» DO THIS
Transcribe each record exactly. Include every one.

— start —

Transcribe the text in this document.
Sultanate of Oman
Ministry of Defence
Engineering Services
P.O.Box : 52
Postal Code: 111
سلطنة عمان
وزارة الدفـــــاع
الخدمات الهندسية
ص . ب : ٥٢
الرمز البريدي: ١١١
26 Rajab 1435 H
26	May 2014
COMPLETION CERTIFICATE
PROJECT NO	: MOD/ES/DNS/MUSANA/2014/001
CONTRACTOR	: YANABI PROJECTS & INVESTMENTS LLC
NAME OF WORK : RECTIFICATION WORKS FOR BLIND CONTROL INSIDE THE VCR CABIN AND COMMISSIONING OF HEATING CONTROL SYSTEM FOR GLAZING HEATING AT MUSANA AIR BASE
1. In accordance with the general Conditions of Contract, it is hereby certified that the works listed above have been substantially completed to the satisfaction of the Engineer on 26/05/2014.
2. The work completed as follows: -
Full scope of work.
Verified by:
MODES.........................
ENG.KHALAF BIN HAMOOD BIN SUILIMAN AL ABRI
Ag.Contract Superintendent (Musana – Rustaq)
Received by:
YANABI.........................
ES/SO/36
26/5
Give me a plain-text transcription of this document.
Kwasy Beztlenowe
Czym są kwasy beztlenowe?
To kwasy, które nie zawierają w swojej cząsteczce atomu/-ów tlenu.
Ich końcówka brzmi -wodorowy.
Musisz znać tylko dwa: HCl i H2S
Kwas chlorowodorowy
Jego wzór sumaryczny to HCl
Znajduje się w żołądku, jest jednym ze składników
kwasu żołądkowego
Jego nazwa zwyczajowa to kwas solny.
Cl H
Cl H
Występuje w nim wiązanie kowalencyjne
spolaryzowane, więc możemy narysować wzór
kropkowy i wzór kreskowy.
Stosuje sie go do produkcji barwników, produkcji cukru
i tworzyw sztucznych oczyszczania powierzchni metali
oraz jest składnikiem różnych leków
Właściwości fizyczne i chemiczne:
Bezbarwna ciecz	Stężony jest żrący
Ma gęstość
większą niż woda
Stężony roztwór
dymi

— end —

» SOLUTION TO THIS EXERCISE
Transcribe the text in this document.
Sultanate of Oman
Ministry of Defence
Engineering Services
P.O.Box : 52
Postal Code: 111
سلطنة عمان
وزارة الدفـــــاع
الخدمات الهندسية
ص . ب : ٥٢
الرمز البريدي: ١١١
26 Rajab 1435 H
26	May 2014
COMPLETION CERTIFICATE
PROJECT NO	: MOD/ES/DNS/MUSANA/2014/001
CONTRACTOR	: YANABI PROJECTS & INVESTMENTS LLC
NAME OF WORK : RECTIFICATION WORKS FOR BLIND CONTROL INSIDE THE VCR CABIN AND COMMISSIONING OF HEATING CONTROL SYSTEM FOR GLAZING HEATING AT MUSANA AIR BASE
1. In accordance with the general Conditions of Contract, it is hereby certified that the works listed above have been substantially completed to the satisfaction of the Engineer on 26/05/2014.
2. The work completed as follows: -
Full scope of work.
Verified by:
MODES.........................
ENG.KHALAF BIN HAMOOD BIN SUILIMAN AL ABRI
Ag.Contract Superintendent (Musana – Rustaq)
Received by:
YANABI.........................
ES/SO/36
26/5
Give me a plain-text transcription of this document.
Kwasy Beztlenowe
Czym są kwasy beztlenowe?
To kwasy, które nie zawierają w swojej cząsteczce atomu/-ów tlenu.
Ich końcówka brzmi -wodorowy.
Musisz znać tylko dwa: HCl i H2S
Kwas chlorowodorowy
Jego wzór sumaryczny to HCl
Znajduje się w żołądku, jest jednym ze składników
kwasu żołądkowego
Jego nazwa zwyczajowa to kwas solny.
Cl H
Cl H
Występuje w nim wiązanie kowalencyjne
spolaryzowane, więc możemy narysować wzór
kropkowy i wzór kreskowy.
Stosuje sie go do produkcji barwników, produkcji cukru
i tworzyw sztucznych oczyszczania powierzchni metali
oraz jest składnikiem różnych leków
Właściwości fizyczne i chemiczne:
Bezbarwna ciecz	Stężony jest żrący
Ma gęstość
większą niż woda
Stężony roztwór
dymi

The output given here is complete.